DIRECTIVE:
Retype the full set of records. Keep every character identical.

RECORDS FOR THIS EXERCISE:
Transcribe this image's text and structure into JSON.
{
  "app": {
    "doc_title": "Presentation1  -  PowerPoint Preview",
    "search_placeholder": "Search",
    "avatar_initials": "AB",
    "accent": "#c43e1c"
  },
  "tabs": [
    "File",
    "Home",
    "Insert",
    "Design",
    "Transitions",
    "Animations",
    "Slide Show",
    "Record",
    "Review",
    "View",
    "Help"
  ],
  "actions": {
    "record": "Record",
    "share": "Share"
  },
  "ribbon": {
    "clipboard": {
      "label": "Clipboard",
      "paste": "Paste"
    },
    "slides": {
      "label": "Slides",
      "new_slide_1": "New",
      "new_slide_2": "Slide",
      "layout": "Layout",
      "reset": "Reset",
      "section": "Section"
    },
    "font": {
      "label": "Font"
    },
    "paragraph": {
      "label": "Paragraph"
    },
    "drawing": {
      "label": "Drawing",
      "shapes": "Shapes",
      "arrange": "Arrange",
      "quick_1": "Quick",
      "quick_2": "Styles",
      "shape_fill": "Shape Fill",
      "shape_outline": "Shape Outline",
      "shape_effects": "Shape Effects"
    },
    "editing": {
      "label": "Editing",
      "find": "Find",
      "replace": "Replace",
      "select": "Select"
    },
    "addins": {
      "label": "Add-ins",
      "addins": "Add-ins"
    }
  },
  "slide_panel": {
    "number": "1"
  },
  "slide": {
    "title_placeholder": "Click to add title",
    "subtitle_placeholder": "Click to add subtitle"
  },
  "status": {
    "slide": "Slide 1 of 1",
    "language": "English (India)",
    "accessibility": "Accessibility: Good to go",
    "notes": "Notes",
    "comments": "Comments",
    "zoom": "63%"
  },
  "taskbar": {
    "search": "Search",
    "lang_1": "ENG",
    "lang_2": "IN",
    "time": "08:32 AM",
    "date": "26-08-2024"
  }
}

SOLUTION FOR THIS TASK:
Transcribe this image's text and structure into JSON.
{
  "app": {
    "doc_title": "Presentation1  -  PowerPoint Preview",
    "search_placeholder": "Search",
    "avatar_initials": "AB",
    "accent": "#c43e1c"
  },
  "tabs": [
    "File",
    "Home",
    "Insert",
    "Design",
    "Transitions",
    "Animations",
    "Slide Show",
    "Record",
    "Review",
    "View",
    "Help"
  ],
  "actions": {
    "record": "Record",
    "share": "Share"
  },
  "ribbon": {
    "clipboard": {
      "label": "Clipboard",
      "paste": "Paste"
    },
    "slides": {
      "label": "Slides",
      "new_slide_1": "New",
      "new_slide_2": "Slide",
      "layout": "Layout",
      "reset": "Reset",
      "section": "Section"
    },
    "font": {
      "label": "Font"
    },
    "paragraph": {
      "label": "Paragraph"
    },
    "drawing": {
      "label": "Drawing",
      "shapes": "Shapes",
      "arrange": "Arrange",
      "quick_1": "Quick",
      "quick_2": "Styles",
      "shape_fill": "Shape Fill",
      "shape_outline": "Shape Outline",
      "shape_effects": "Shape Effects"
    },
    "editing": {
      "label": "Editing",
      "find": "Find",
      "replace": "Replace",
      "select": "Select"
    },
    "addins": {
      "label": "Add-ins",
      "addins": "Add-ins"
    }
  },
  "slide_panel": {
    "number": "1"
  },
  "slide": {
    "title_placeholder": "Click to add title",
    "subtitle_placeholder": "Click to add subtitle"
  },
  "status": {
    "slide": "Slide 1 of 1",
    "language": "English (India)",
    "accessibility": "Accessibility: Good to go",
    "notes": "Notes",
    "comments": "Comments",
    "zoom": "63%"
  },
  "taskbar": {
    "search": "Search",
    "lang_1": "ENG",
    "lang_2": "IN",
    "time": "08:32 AM",
    "date": "26-08-2024"
  }
}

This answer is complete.